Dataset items
--
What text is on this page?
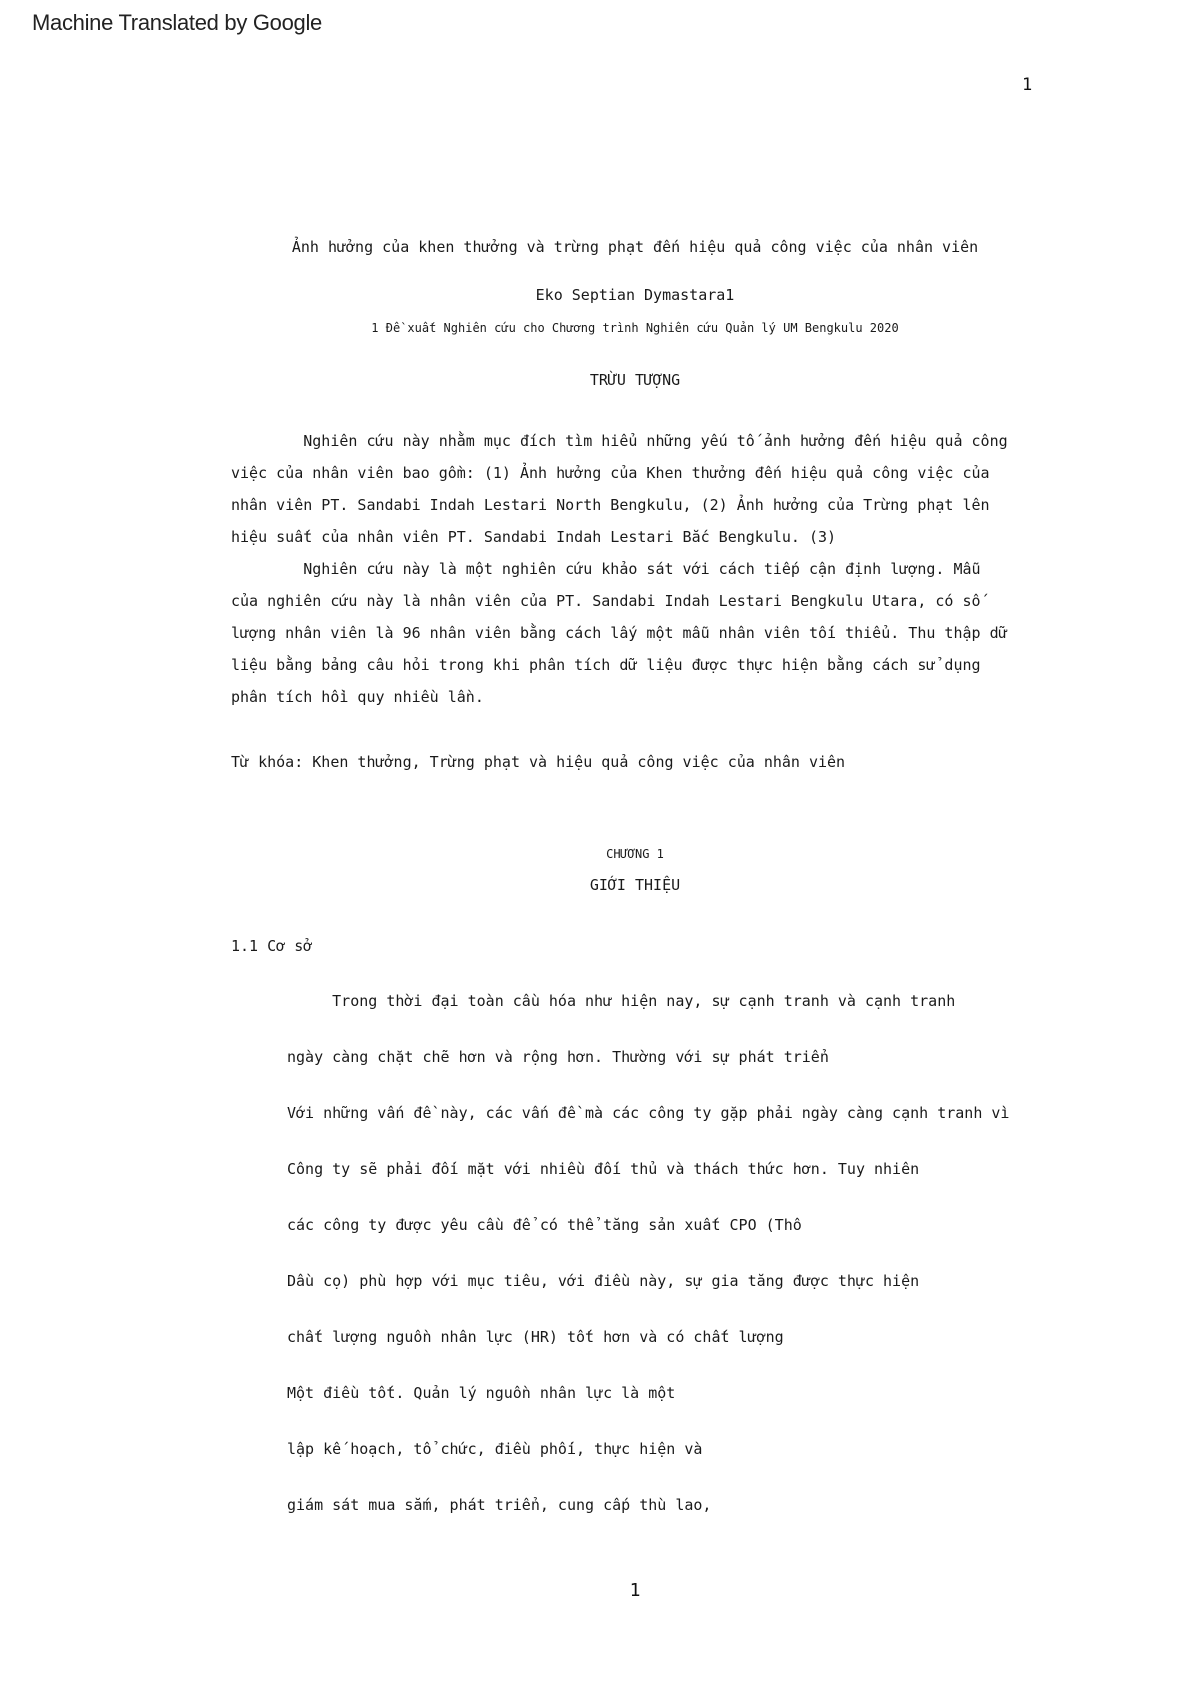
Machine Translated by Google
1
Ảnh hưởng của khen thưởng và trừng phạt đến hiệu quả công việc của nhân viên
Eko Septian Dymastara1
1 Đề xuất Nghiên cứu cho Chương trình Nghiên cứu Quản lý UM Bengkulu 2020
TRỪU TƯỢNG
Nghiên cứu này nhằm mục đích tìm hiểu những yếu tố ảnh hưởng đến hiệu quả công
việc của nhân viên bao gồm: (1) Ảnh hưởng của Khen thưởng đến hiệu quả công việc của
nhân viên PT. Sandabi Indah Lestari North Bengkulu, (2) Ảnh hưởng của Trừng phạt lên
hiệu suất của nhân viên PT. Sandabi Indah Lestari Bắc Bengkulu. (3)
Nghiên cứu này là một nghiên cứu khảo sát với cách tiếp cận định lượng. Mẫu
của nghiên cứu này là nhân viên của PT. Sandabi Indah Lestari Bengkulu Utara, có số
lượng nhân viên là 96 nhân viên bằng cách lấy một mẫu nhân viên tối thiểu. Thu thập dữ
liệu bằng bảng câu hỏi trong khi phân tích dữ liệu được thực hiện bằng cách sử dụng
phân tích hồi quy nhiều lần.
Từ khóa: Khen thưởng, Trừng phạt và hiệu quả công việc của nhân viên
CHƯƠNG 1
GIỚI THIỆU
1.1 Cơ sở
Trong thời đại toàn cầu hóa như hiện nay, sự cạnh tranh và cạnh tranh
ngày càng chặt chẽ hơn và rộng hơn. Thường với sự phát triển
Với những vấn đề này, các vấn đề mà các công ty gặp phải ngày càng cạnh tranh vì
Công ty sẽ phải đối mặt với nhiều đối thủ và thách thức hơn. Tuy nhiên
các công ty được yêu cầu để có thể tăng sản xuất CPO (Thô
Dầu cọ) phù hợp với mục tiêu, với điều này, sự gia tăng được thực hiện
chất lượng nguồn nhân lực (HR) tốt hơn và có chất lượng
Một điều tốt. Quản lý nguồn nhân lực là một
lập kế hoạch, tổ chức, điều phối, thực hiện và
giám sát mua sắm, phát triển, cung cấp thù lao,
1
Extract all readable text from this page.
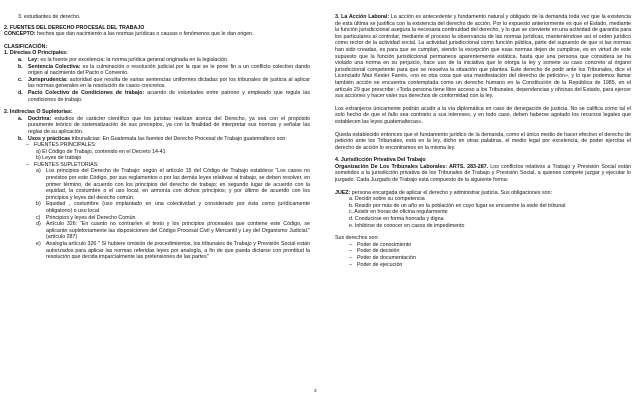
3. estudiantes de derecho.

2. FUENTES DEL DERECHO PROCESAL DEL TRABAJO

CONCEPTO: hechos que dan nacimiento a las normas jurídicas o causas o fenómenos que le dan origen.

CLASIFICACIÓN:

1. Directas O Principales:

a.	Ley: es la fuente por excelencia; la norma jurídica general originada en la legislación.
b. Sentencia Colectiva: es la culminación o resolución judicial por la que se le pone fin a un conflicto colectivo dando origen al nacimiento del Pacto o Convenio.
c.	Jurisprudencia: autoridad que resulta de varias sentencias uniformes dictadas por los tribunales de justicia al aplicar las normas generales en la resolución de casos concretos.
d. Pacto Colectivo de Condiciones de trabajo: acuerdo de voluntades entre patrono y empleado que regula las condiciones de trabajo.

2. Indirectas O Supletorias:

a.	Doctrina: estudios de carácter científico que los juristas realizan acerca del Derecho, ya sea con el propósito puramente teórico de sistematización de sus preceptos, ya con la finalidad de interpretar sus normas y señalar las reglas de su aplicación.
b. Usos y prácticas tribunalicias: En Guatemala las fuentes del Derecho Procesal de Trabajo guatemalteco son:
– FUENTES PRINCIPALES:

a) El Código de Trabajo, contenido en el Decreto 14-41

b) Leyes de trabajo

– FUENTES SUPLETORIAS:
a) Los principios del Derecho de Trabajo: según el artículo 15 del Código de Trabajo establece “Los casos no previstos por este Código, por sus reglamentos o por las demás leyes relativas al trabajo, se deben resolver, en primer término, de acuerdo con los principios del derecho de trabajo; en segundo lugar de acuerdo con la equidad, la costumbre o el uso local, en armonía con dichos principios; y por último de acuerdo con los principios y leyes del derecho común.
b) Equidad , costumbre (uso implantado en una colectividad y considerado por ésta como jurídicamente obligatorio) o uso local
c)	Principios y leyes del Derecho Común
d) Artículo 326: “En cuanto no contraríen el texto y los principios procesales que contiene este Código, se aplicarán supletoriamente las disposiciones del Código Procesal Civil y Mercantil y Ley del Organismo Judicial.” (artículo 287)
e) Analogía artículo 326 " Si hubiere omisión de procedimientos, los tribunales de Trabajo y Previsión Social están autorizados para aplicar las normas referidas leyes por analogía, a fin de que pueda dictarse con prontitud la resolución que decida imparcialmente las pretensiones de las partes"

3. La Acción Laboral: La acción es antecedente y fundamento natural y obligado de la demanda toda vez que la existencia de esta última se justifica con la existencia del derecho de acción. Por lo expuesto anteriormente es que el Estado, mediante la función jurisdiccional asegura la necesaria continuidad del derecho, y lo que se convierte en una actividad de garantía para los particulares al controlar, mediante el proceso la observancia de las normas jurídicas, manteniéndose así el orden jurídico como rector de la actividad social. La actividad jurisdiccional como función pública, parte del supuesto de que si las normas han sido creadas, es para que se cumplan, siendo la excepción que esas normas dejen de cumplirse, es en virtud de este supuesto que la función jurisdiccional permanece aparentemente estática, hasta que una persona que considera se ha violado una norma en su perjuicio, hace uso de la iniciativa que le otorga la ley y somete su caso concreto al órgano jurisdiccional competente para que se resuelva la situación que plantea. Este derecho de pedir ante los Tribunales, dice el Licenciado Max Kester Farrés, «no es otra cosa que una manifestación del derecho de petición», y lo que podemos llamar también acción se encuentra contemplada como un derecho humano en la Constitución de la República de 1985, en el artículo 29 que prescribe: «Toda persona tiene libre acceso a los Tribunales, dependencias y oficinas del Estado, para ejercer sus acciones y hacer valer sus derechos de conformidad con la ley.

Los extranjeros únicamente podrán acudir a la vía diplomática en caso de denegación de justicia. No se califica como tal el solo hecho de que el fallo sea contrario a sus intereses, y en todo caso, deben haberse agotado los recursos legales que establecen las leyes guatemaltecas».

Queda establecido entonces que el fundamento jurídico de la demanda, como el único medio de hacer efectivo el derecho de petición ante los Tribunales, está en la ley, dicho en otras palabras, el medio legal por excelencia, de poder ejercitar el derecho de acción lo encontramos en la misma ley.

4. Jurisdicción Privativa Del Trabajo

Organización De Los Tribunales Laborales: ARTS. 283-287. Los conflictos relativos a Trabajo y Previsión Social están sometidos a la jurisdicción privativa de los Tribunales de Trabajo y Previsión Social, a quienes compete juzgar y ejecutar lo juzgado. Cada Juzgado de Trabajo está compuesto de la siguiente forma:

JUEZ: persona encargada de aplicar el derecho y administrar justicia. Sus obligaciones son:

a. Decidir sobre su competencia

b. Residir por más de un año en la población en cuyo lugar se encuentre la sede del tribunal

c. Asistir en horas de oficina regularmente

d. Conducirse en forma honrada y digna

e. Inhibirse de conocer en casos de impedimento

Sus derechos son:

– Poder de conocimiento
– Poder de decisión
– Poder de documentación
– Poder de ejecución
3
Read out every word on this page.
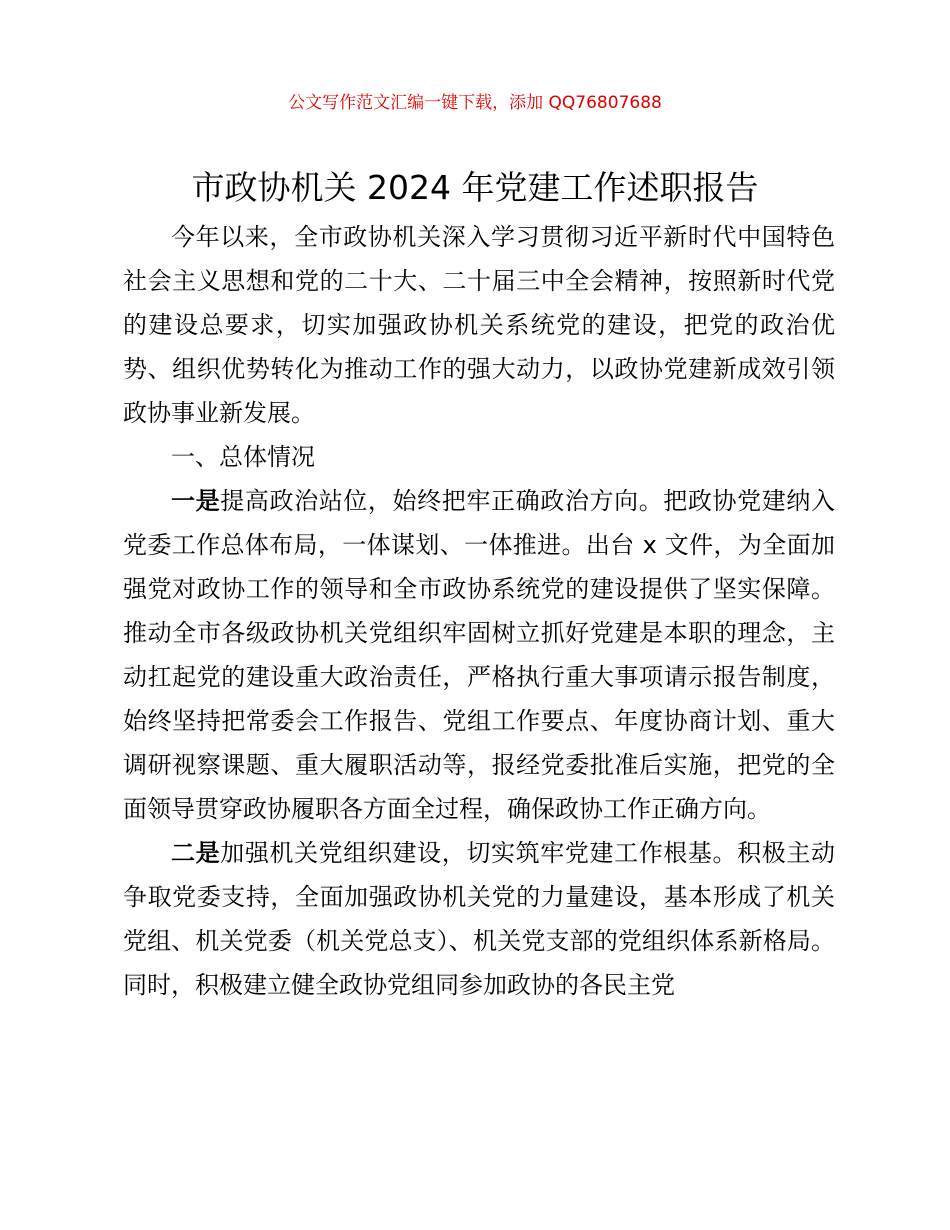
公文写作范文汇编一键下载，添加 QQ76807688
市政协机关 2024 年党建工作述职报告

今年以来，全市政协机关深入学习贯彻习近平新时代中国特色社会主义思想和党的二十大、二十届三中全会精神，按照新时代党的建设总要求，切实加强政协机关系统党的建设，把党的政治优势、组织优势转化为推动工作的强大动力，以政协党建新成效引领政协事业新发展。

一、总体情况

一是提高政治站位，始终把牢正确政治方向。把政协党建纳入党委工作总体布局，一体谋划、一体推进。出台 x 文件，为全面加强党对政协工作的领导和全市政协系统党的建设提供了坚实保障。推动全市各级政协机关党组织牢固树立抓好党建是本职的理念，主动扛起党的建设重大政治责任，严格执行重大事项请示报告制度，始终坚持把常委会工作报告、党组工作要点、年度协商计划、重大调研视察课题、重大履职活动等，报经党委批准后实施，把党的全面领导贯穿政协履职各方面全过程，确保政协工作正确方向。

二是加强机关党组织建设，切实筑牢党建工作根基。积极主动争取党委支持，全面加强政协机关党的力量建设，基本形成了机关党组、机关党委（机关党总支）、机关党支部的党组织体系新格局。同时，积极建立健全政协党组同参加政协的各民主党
--
REQUIREMENTS
Identify each line containing the string "casos" and copy it out.

ANSWER TO THIS PROBLEM
c.	Jurisprudencia: autoridad que resulta de varias sentencias uniformes dictadas por los tribunales de justicia al aplicar las normas generales en la resolución de casos concretos.
a) Los principios del Derecho de Trabajo: según el artículo 15 del Código de Trabajo establece “Los casos no previstos por este Código, por sus reglamentos o por las demás leyes relativas al trabajo, se deben resolver, en primer término, de acuerdo con los principios del derecho de trabajo; en segundo lugar de acuerdo con la equidad, la costumbre o el uso local, en armonía con dichos principios; y por último de acuerdo con los principios y leyes del derecho común.
e. Inhibirse de conocer en casos de impedimento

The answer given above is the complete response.